• _WHAT NEEDS TO BE DONE_: Copy every entry exactly.

• _DATA ENTRIES_:

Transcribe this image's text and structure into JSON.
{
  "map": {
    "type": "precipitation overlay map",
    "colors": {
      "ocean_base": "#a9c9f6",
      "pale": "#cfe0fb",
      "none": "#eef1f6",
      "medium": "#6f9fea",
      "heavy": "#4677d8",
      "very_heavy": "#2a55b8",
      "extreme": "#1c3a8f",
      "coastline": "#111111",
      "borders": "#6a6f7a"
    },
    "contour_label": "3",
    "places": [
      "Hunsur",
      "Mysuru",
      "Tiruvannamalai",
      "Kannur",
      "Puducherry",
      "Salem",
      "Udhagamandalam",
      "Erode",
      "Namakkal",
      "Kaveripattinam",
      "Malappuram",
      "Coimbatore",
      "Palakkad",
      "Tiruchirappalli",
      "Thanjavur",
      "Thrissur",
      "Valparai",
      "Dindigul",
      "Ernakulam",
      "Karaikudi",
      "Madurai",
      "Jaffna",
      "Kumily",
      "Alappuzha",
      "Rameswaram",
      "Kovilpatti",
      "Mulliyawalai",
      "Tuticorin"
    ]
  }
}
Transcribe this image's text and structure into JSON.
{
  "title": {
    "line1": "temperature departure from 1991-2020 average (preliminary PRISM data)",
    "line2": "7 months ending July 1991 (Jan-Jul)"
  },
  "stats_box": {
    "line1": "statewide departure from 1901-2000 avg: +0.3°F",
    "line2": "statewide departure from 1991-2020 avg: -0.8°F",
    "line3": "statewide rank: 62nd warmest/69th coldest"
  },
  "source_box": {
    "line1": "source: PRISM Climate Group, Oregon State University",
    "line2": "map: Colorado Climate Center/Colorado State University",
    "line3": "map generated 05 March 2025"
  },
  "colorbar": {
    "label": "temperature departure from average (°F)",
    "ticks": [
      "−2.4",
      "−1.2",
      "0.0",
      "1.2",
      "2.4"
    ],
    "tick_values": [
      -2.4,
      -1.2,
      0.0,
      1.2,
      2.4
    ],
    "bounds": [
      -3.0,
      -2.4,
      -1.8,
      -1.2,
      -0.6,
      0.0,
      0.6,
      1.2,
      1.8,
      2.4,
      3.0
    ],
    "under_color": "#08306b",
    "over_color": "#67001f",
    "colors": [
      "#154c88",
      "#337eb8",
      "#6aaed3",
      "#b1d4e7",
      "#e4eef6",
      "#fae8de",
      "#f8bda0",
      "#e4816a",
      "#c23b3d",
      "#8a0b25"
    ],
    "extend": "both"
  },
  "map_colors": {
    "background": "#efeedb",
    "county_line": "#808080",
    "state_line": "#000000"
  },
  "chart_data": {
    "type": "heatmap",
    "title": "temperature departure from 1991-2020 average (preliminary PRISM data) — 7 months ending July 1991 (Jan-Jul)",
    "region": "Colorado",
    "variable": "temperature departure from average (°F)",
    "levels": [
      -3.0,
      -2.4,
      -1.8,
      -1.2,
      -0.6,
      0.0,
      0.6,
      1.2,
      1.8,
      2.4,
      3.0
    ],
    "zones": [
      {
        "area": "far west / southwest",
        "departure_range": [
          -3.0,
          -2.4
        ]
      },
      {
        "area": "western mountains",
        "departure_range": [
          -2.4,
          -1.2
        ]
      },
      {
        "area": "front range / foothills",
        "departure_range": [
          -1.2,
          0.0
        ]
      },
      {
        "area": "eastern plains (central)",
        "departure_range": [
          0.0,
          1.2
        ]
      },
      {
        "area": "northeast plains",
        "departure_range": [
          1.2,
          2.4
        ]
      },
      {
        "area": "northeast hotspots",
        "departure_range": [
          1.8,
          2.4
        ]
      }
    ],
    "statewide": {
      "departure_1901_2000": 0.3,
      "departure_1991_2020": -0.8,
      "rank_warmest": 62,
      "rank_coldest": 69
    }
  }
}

• _RESPONSE BELOW_:
Transcribe this image's text and structure into JSON.
{
  "map": {
    "type": "precipitation overlay map",
    "colors": {
      "ocean_base": "#a9c9f6",
      "pale": "#cfe0fb",
      "none": "#eef1f6",
      "medium": "#6f9fea",
      "heavy": "#4677d8",
      "very_heavy": "#2a55b8",
      "extreme": "#1c3a8f",
      "coastline": "#111111",
      "borders": "#6a6f7a"
    },
    "contour_label": "3",
    "places": [
      "Hunsur",
      "Mysuru",
      "Tiruvannamalai",
      "Kannur",
      "Puducherry",
      "Salem",
      "Udhagamandalam",
      "Erode",
      "Namakkal",
      "Kaveripattinam",
      "Malappuram",
      "Coimbatore",
      "Palakkad",
      "Tiruchirappalli",
      "Thanjavur",
      "Thrissur",
      "Valparai",
      "Dindigul",
      "Ernakulam",
      "Karaikudi",
      "Madurai",
      "Jaffna",
      "Kumily",
      "Alappuzha",
      "Rameswaram",
      "Kovilpatti",
      "Mulliyawalai",
      "Tuticorin"
    ]
  }
}
Transcribe this image's text and structure into JSON.
{
  "title": {
    "line1": "temperature departure from 1991-2020 average (preliminary PRISM data)",
    "line2": "7 months ending July 1991 (Jan-Jul)"
  },
  "stats_box": {
    "line1": "statewide departure from 1901-2000 avg: +0.3°F",
    "line2": "statewide departure from 1991-2020 avg: -0.8°F",
    "line3": "statewide rank: 62nd warmest/69th coldest"
  },
  "source_box": {
    "line1": "source: PRISM Climate Group, Oregon State University",
    "line2": "map: Colorado Climate Center/Colorado State University",
    "line3": "map generated 05 March 2025"
  },
  "colorbar": {
    "label": "temperature departure from average (°F)",
    "ticks": [
      "−2.4",
      "−1.2",
      "0.0",
      "1.2",
      "2.4"
    ],
    "tick_values": [
      -2.4,
      -1.2,
      0.0,
      1.2,
      2.4
    ],
    "bounds": [
      -3.0,
      -2.4,
      -1.8,
      -1.2,
      -0.6,
      0.0,
      0.6,
      1.2,
      1.8,
      2.4,
      3.0
    ],
    "under_color": "#08306b",
    "over_color": "#67001f",
    "colors": [
      "#154c88",
      "#337eb8",
      "#6aaed3",
      "#b1d4e7",
      "#e4eef6",
      "#fae8de",
      "#f8bda0",
      "#e4816a",
      "#c23b3d",
      "#8a0b25"
    ],
    "extend": "both"
  },
  "map_colors": {
    "background": "#efeedb",
    "county_line": "#808080",
    "state_line": "#000000"
  },
  "chart_data": {
    "type": "heatmap",
    "title": "temperature departure from 1991-2020 average (preliminary PRISM data) — 7 months ending July 1991 (Jan-Jul)",
    "region": "Colorado",
    "variable": "temperature departure from average (°F)",
    "levels": [
      -3.0,
      -2.4,
      -1.8,
      -1.2,
      -0.6,
      0.0,
      0.6,
      1.2,
      1.8,
      2.4,
      3.0
    ],
    "zones": [
      {
        "area": "far west / southwest",
        "departure_range": [
          -3.0,
          -2.4
        ]
      },
      {
        "area": "western mountains",
        "departure_range": [
          -2.4,
          -1.2
        ]
      },
      {
        "area": "front range / foothills",
        "departure_range": [
          -1.2,
          0.0
        ]
      },
      {
        "area": "eastern plains (central)",
        "departure_range": [
          0.0,
          1.2
        ]
      },
      {
        "area": "northeast plains",
        "departure_range": [
          1.2,
          2.4
        ]
      },
      {
        "area": "northeast hotspots",
        "departure_range": [
          1.8,
          2.4
        ]
      }
    ],
    "statewide": {
      "departure_1901_2000": 0.3,
      "departure_1991_2020": -0.8,
      "rank_warmest": 62,
      "rank_coldest": 69
    }
  }
}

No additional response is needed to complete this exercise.